* EXERCISE DESCRIPTION: Every line below that holds the string "Belley" should be copied out.
** START INFORMATION SHOWN **
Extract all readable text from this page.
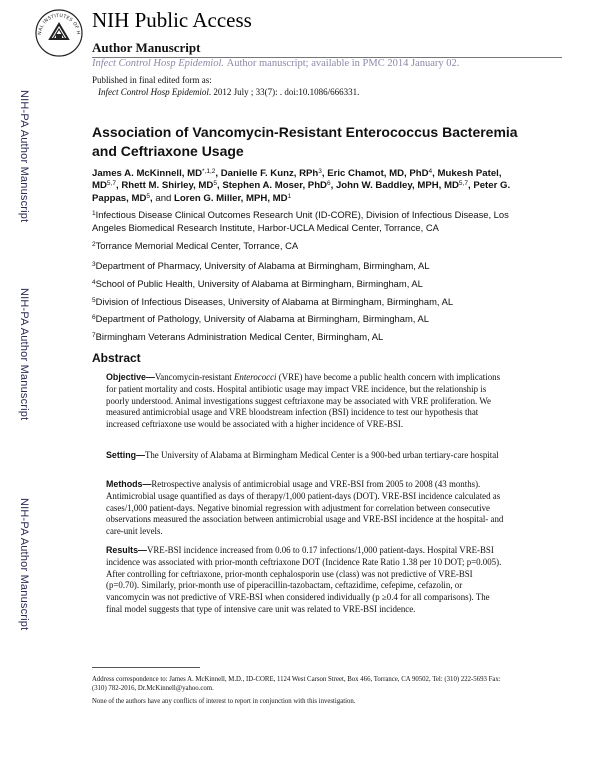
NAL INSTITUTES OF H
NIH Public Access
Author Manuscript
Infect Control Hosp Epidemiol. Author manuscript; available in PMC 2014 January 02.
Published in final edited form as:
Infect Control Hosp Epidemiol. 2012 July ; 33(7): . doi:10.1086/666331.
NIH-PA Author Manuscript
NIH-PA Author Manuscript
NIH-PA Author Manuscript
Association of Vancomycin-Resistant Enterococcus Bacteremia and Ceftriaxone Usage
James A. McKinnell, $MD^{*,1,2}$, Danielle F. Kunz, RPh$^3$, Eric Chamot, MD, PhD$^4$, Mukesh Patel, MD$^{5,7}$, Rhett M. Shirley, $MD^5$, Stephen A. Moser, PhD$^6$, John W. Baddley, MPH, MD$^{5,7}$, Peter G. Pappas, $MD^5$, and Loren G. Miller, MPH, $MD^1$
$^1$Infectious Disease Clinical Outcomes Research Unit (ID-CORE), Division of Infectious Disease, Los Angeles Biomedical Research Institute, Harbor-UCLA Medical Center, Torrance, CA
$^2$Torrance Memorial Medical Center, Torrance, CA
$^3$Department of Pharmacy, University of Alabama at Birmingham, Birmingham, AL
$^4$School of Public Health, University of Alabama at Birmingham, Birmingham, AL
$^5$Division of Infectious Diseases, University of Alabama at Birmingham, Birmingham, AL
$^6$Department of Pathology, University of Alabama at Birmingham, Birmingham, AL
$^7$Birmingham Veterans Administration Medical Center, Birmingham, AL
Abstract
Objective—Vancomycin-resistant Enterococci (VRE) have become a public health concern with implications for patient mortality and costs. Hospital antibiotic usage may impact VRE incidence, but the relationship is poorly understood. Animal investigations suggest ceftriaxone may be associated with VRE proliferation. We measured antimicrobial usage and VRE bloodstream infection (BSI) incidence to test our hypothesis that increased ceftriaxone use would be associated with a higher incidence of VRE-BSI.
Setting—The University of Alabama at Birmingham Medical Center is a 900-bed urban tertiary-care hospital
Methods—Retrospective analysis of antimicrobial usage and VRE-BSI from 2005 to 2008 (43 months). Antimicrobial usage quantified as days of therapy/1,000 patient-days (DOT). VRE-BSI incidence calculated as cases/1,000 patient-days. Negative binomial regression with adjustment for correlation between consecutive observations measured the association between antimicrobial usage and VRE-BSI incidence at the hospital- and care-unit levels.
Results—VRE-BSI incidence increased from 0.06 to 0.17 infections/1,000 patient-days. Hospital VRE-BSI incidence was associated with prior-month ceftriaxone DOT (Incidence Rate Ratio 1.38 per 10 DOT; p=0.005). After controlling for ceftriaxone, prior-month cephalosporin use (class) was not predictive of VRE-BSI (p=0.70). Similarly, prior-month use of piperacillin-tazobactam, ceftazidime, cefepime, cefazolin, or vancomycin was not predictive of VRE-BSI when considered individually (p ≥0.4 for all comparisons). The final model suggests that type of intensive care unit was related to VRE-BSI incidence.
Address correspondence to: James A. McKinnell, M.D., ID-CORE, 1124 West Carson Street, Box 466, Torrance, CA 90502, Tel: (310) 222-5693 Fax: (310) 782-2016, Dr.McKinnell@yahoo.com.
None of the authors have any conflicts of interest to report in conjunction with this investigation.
** END INFORMATION SHOWN **
** START INFORMATION SHOWN **
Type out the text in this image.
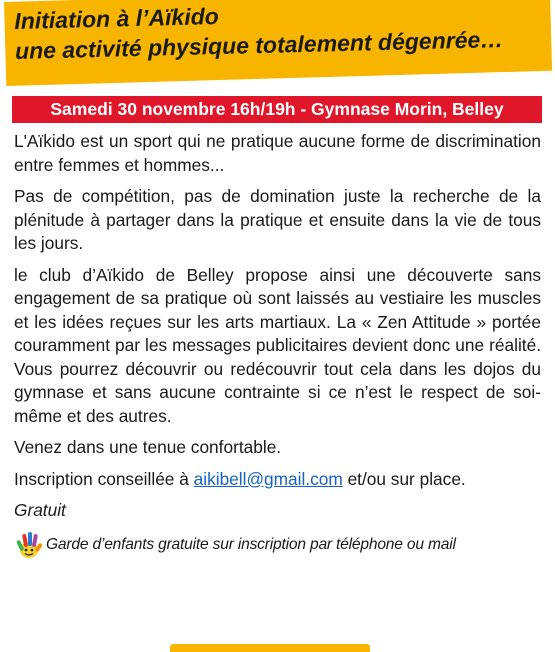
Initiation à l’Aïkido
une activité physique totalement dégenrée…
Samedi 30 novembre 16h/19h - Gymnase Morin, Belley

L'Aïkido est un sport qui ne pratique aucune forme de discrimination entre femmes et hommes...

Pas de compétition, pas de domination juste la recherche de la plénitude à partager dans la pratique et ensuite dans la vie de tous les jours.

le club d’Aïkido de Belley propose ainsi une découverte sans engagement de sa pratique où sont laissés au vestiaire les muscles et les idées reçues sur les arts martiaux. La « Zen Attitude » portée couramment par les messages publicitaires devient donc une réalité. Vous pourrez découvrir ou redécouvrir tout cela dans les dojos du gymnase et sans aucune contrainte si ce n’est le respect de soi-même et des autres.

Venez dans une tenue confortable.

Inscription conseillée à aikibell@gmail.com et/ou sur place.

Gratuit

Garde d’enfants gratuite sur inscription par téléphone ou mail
** END INFORMATION SHOWN **
* COMPLETE ANSWER:
Samedi 30 novembre 16h/19h - Gymnase Morin, Belley
le club d’Aïkido de Belley propose ainsi une découverte sans engagement de sa pratique où sont laissés au vestiaire les muscles et les idées reçues sur les arts martiaux. La « Zen Attitude » portée couramment par les messages publicitaires devient donc une réalité. Vous pourrez découvrir ou redécouvrir tout cela dans les dojos du gymnase et sans aucune contrainte si ce n’est le respect de soi-même et des autres.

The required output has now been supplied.